* _PROBLEM STATEMENT_
Exclude the pictures and return every line exactly as written.

[Dataset records]
+++

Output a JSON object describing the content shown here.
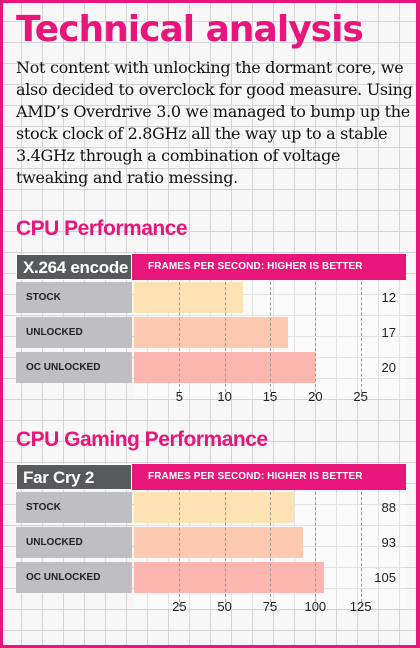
{
  "title": "Technical analysis",
  "intro": "Not content with unlocking the dormant core, we also decided to overclock for good measure. Using AMD’s Overdrive 3.0 we managed to bump up the stock clock of 2.8GHz all the way up to a stable 3.4GHz through a combination of voltage tweaking and ratio messing.",
  "colors": {
    "accent": "#e8157b",
    "header_dark": "#58595b",
    "label_grey": "#bfbfc1",
    "bar_stock": "#fde3b3",
    "bar_unlocked": "#fdc9b0",
    "bar_oc": "#fbb6b0"
  },
  "chart_data": [
    {
      "type": "bar",
      "orientation": "horizontal",
      "section_title": "CPU Performance",
      "title": "X.264 encode",
      "subtitle": "FRAMES PER SECOND: HIGHER IS BETTER",
      "categories": [
        "STOCK",
        "UNLOCKED",
        "OC UNLOCKED"
      ],
      "values": [
        12,
        17,
        20
      ],
      "xlim": [
        0,
        30
      ],
      "ticks": [
        5,
        10,
        15,
        20,
        25
      ],
      "grid": true
    },
    {
      "type": "bar",
      "orientation": "horizontal",
      "section_title": "CPU Gaming Performance",
      "title": "Far Cry 2",
      "subtitle": "FRAMES PER SECOND: HIGHER IS BETTER",
      "categories": [
        "STOCK",
        "UNLOCKED",
        "OC UNLOCKED"
      ],
      "values": [
        88,
        93,
        105
      ],
      "xlim": [
        0,
        150
      ],
      "ticks": [
        25,
        50,
        75,
        100,
        125
      ],
      "grid": true
    }
  ]
}
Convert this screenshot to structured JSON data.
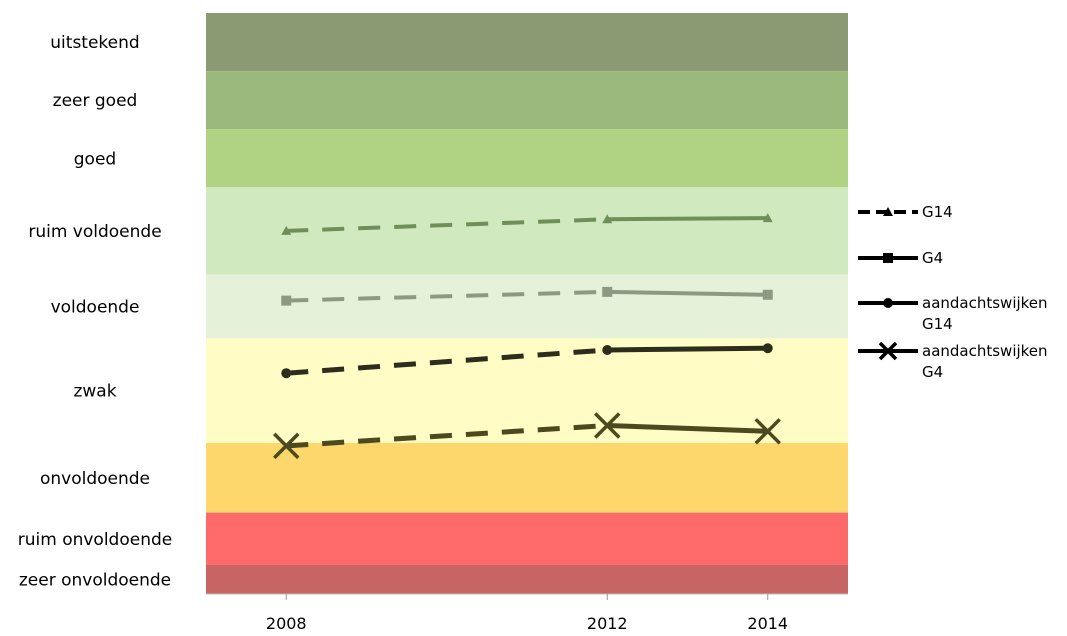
{
  "chart_data": {
    "type": "line",
    "title": "",
    "xlabel": "",
    "ylabel": "",
    "x": [
      2008,
      2012,
      2014
    ],
    "xlim": [
      2007,
      2015
    ],
    "ylim": [
      0,
      10
    ],
    "bands": [
      {
        "label": "uitstekend",
        "from": 9,
        "to": 10,
        "color": "#8a9a72"
      },
      {
        "label": "zeer goed",
        "from": 8,
        "to": 9,
        "color": "#9bb87c"
      },
      {
        "label": "goed",
        "from": 7,
        "to": 8,
        "color": "#afd383"
      },
      {
        "label": "ruim voldoende",
        "from": 5.5,
        "to": 7,
        "color": "#d0e9bf"
      },
      {
        "label": "voldoende",
        "from": 4.4,
        "to": 5.5,
        "color": "#e6f1d9"
      },
      {
        "label": "zwak",
        "from": 2.6,
        "to": 4.4,
        "color": "#fffcc5"
      },
      {
        "label": "onvoldoende",
        "from": 1.4,
        "to": 2.6,
        "color": "#fdd66c"
      },
      {
        "label": "ruim onvoldoende",
        "from": 0.5,
        "to": 1.4,
        "color": "#fe6969"
      },
      {
        "label": "zeer onvoldoende",
        "from": 0,
        "to": 0.5,
        "color": "#c76565"
      }
    ],
    "series": [
      {
        "name": "G14",
        "marker": "triangle",
        "color": "#6f8f5a",
        "values": [
          6.25,
          6.45,
          6.47
        ]
      },
      {
        "name": "G4",
        "marker": "square",
        "color": "#8c9a84",
        "values": [
          5.05,
          5.2,
          5.15
        ]
      },
      {
        "name": "aandachtswijken G14",
        "marker": "circle",
        "color": "#2d2d1e",
        "values": [
          3.8,
          4.2,
          4.23
        ]
      },
      {
        "name": "aandachtswijken G4",
        "marker": "x",
        "color": "#4a4a1e",
        "values": [
          2.55,
          2.9,
          2.8
        ]
      }
    ],
    "line_style": "dashed from 2008 to 2012, solid from 2012 to 2014",
    "legend": {
      "position": "right"
    }
  }
}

+++

* _ANSWER FOR THIS EXERCISE_
Output a JSON object describing the content shown here.
{
  "title": "Technical analysis",
  "intro": "Not content with unlocking the dormant core, we also decided to overclock for good measure. Using AMD’s Overdrive 3.0 we managed to bump up the stock clock of 2.8GHz all the way up to a stable 3.4GHz through a combination of voltage tweaking and ratio messing.",
  "colors": {
    "accent": "#e8157b",
    "header_dark": "#58595b",
    "label_grey": "#bfbfc1",
    "bar_stock": "#fde3b3",
    "bar_unlocked": "#fdc9b0",
    "bar_oc": "#fbb6b0"
  },
  "chart_data": [
    {
      "type": "bar",
      "orientation": "horizontal",
      "section_title": "CPU Performance",
      "title": "X.264 encode",
      "subtitle": "FRAMES PER SECOND: HIGHER IS BETTER",
      "categories": [
        "STOCK",
        "UNLOCKED",
        "OC UNLOCKED"
      ],
      "values": [
        12,
        17,
        20
      ],
      "xlim": [
        0,
        30
      ],
      "ticks": [
        5,
        10,
        15,
        20,
        25
      ],
      "grid": true
    },
    {
      "type": "bar",
      "orientation": "horizontal",
      "section_title": "CPU Gaming Performance",
      "title": "Far Cry 2",
      "subtitle": "FRAMES PER SECOND: HIGHER IS BETTER",
      "categories": [
        "STOCK",
        "UNLOCKED",
        "OC UNLOCKED"
      ],
      "values": [
        88,
        93,
        105
      ],
      "xlim": [
        0,
        150
      ],
      "ticks": [
        25,
        50,
        75,
        100,
        125
      ],
      "grid": true
    }
  ]
}
Convert this screenshot to structured JSON data.
{
  "chart_data": {
    "type": "line",
    "title": "",
    "xlabel": "",
    "ylabel": "",
    "x": [
      2008,
      2012,
      2014
    ],
    "xlim": [
      2007,
      2015
    ],
    "ylim": [
      0,
      10
    ],
    "bands": [
      {
        "label": "uitstekend",
        "from": 9,
        "to": 10,
        "color": "#8a9a72"
      },
      {
        "label": "zeer goed",
        "from": 8,
        "to": 9,
        "color": "#9bb87c"
      },
      {
        "label": "goed",
        "from": 7,
        "to": 8,
        "color": "#afd383"
      },
      {
        "label": "ruim voldoende",
        "from": 5.5,
        "to": 7,
        "color": "#d0e9bf"
      },
      {
        "label": "voldoende",
        "from": 4.4,
        "to": 5.5,
        "color": "#e6f1d9"
      },
      {
        "label": "zwak",
        "from": 2.6,
        "to": 4.4,
        "color": "#fffcc5"
      },
      {
        "label": "onvoldoende",
        "from": 1.4,
        "to": 2.6,
        "color": "#fdd66c"
      },
      {
        "label": "ruim onvoldoende",
        "from": 0.5,
        "to": 1.4,
        "color": "#fe6969"
      },
      {
        "label": "zeer onvoldoende",
        "from": 0,
        "to": 0.5,
        "color": "#c76565"
      }
    ],
    "series": [
      {
        "name": "G14",
        "marker": "triangle",
        "color": "#6f8f5a",
        "values": [
          6.25,
          6.45,
          6.47
        ]
      },
      {
        "name": "G4",
        "marker": "square",
        "color": "#8c9a84",
        "values": [
          5.05,
          5.2,
          5.15
        ]
      },
      {
        "name": "aandachtswijken G14",
        "marker": "circle",
        "color": "#2d2d1e",
        "values": [
          3.8,
          4.2,
          4.23
        ]
      },
      {
        "name": "aandachtswijken G4",
        "marker": "x",
        "color": "#4a4a1e",
        "values": [
          2.55,
          2.9,
          2.8
        ]
      }
    ],
    "line_style": "dashed from 2008 to 2012, solid from 2012 to 2014",
    "legend": {
      "position": "right"
    }
  }
}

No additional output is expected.